Data for this exercise:
-- begin --
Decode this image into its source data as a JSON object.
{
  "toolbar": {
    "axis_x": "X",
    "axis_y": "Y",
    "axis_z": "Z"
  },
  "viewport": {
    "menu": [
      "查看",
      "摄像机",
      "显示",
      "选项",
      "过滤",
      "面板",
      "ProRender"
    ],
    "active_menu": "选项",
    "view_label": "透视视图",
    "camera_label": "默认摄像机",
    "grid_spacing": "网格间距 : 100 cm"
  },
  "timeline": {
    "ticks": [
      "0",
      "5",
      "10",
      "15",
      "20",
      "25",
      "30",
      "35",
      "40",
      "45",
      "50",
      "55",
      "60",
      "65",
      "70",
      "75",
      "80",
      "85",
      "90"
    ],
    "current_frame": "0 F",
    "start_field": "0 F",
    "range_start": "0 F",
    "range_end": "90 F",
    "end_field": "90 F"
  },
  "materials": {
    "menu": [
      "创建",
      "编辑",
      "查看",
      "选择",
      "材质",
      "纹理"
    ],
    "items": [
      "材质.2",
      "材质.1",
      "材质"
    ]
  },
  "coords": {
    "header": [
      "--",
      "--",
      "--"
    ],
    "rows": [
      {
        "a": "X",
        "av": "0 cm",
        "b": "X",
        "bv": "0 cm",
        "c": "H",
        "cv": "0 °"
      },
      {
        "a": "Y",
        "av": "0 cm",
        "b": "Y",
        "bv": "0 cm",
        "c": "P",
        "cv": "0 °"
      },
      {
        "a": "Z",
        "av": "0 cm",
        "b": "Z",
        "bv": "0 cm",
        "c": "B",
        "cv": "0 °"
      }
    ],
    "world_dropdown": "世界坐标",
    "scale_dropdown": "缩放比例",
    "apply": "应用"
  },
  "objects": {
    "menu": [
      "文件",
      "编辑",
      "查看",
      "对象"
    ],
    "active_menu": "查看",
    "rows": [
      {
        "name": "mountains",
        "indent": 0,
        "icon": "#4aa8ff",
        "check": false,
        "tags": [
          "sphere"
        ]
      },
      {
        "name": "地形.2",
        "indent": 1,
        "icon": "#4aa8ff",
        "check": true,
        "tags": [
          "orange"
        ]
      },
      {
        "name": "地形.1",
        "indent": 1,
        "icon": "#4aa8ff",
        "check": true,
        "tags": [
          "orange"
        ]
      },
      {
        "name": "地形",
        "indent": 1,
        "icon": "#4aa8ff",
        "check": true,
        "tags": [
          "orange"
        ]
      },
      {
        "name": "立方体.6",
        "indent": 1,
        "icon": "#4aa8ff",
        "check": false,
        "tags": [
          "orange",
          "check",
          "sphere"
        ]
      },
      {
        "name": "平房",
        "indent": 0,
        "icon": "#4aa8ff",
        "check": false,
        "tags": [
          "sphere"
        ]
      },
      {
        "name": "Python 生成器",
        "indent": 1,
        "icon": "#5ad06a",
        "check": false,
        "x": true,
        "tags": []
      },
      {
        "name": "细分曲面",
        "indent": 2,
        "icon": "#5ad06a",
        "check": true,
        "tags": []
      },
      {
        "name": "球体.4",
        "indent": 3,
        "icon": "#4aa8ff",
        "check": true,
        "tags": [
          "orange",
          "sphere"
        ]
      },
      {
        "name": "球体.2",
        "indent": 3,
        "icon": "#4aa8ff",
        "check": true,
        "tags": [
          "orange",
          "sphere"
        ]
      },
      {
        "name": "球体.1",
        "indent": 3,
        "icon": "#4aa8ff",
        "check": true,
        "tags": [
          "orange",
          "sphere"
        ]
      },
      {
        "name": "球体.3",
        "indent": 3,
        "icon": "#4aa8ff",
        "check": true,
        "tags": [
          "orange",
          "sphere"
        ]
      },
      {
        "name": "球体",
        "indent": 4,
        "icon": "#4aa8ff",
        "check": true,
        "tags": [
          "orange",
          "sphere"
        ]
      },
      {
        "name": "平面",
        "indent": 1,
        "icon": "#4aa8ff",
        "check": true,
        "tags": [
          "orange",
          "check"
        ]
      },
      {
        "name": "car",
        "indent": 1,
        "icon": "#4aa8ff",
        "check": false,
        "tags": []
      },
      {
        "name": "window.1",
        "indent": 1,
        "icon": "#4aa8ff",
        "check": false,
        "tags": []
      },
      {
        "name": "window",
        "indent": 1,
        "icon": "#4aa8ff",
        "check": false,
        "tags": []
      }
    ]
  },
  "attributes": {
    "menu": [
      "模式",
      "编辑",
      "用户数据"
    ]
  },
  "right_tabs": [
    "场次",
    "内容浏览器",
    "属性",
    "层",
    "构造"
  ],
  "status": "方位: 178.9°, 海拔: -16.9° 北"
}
-- end --
Goal of the exercise:
Output every line above without altering anything.

Full output:
Decode this image into its source data as a JSON object.
{
  "toolbar": {
    "axis_x": "X",
    "axis_y": "Y",
    "axis_z": "Z"
  },
  "viewport": {
    "menu": [
      "查看",
      "摄像机",
      "显示",
      "选项",
      "过滤",
      "面板",
      "ProRender"
    ],
    "active_menu": "选项",
    "view_label": "透视视图",
    "camera_label": "默认摄像机",
    "grid_spacing": "网格间距 : 100 cm"
  },
  "timeline": {
    "ticks": [
      "0",
      "5",
      "10",
      "15",
      "20",
      "25",
      "30",
      "35",
      "40",
      "45",
      "50",
      "55",
      "60",
      "65",
      "70",
      "75",
      "80",
      "85",
      "90"
    ],
    "current_frame": "0 F",
    "start_field": "0 F",
    "range_start": "0 F",
    "range_end": "90 F",
    "end_field": "90 F"
  },
  "materials": {
    "menu": [
      "创建",
      "编辑",
      "查看",
      "选择",
      "材质",
      "纹理"
    ],
    "items": [
      "材质.2",
      "材质.1",
      "材质"
    ]
  },
  "coords": {
    "header": [
      "--",
      "--",
      "--"
    ],
    "rows": [
      {
        "a": "X",
        "av": "0 cm",
        "b": "X",
        "bv": "0 cm",
        "c": "H",
        "cv": "0 °"
      },
      {
        "a": "Y",
        "av": "0 cm",
        "b": "Y",
        "bv": "0 cm",
        "c": "P",
        "cv": "0 °"
      },
      {
        "a": "Z",
        "av": "0 cm",
        "b": "Z",
        "bv": "0 cm",
        "c": "B",
        "cv": "0 °"
      }
    ],
    "world_dropdown": "世界坐标",
    "scale_dropdown": "缩放比例",
    "apply": "应用"
  },
  "objects": {
    "menu": [
      "文件",
      "编辑",
      "查看",
      "对象"
    ],
    "active_menu": "查看",
    "rows": [
      {
        "name": "mountains",
        "indent": 0,
        "icon": "#4aa8ff",
        "check": false,
        "tags": [
          "sphere"
        ]
      },
      {
        "name": "地形.2",
        "indent": 1,
        "icon": "#4aa8ff",
        "check": true,
        "tags": [
          "orange"
        ]
      },
      {
        "name": "地形.1",
        "indent": 1,
        "icon": "#4aa8ff",
        "check": true,
        "tags": [
          "orange"
        ]
      },
      {
        "name": "地形",
        "indent": 1,
        "icon": "#4aa8ff",
        "check": true,
        "tags": [
          "orange"
        ]
      },
      {
        "name": "立方体.6",
        "indent": 1,
        "icon": "#4aa8ff",
        "check": false,
        "tags": [
          "orange",
          "check",
          "sphere"
        ]
      },
      {
        "name": "平房",
        "indent": 0,
        "icon": "#4aa8ff",
        "check": false,
        "tags": [
          "sphere"
        ]
      },
      {
        "name": "Python 生成器",
        "indent": 1,
        "icon": "#5ad06a",
        "check": false,
        "x": true,
        "tags": []
      },
      {
        "name": "细分曲面",
        "indent": 2,
        "icon": "#5ad06a",
        "check": true,
        "tags": []
      },
      {
        "name": "球体.4",
        "indent": 3,
        "icon": "#4aa8ff",
        "check": true,
        "tags": [
          "orange",
          "sphere"
        ]
      },
      {
        "name": "球体.2",
        "indent": 3,
        "icon": "#4aa8ff",
        "check": true,
        "tags": [
          "orange",
          "sphere"
        ]
      },
      {
        "name": "球体.1",
        "indent": 3,
        "icon": "#4aa8ff",
        "check": true,
        "tags": [
          "orange",
          "sphere"
        ]
      },
      {
        "name": "球体.3",
        "indent": 3,
        "icon": "#4aa8ff",
        "check": true,
        "tags": [
          "orange",
          "sphere"
        ]
      },
      {
        "name": "球体",
        "indent": 4,
        "icon": "#4aa8ff",
        "check": true,
        "tags": [
          "orange",
          "sphere"
        ]
      },
      {
        "name": "平面",
        "indent": 1,
        "icon": "#4aa8ff",
        "check": true,
        "tags": [
          "orange",
          "check"
        ]
      },
      {
        "name": "car",
        "indent": 1,
        "icon": "#4aa8ff",
        "check": false,
        "tags": []
      },
      {
        "name": "window.1",
        "indent": 1,
        "icon": "#4aa8ff",
        "check": false,
        "tags": []
      },
      {
        "name": "window",
        "indent": 1,
        "icon": "#4aa8ff",
        "check": false,
        "tags": []
      }
    ]
  },
  "attributes": {
    "menu": [
      "模式",
      "编辑",
      "用户数据"
    ]
  },
  "right_tabs": [
    "场次",
    "内容浏览器",
    "属性",
    "层",
    "构造"
  ],
  "status": "方位: 178.9°, 海拔: -16.9° 北"
}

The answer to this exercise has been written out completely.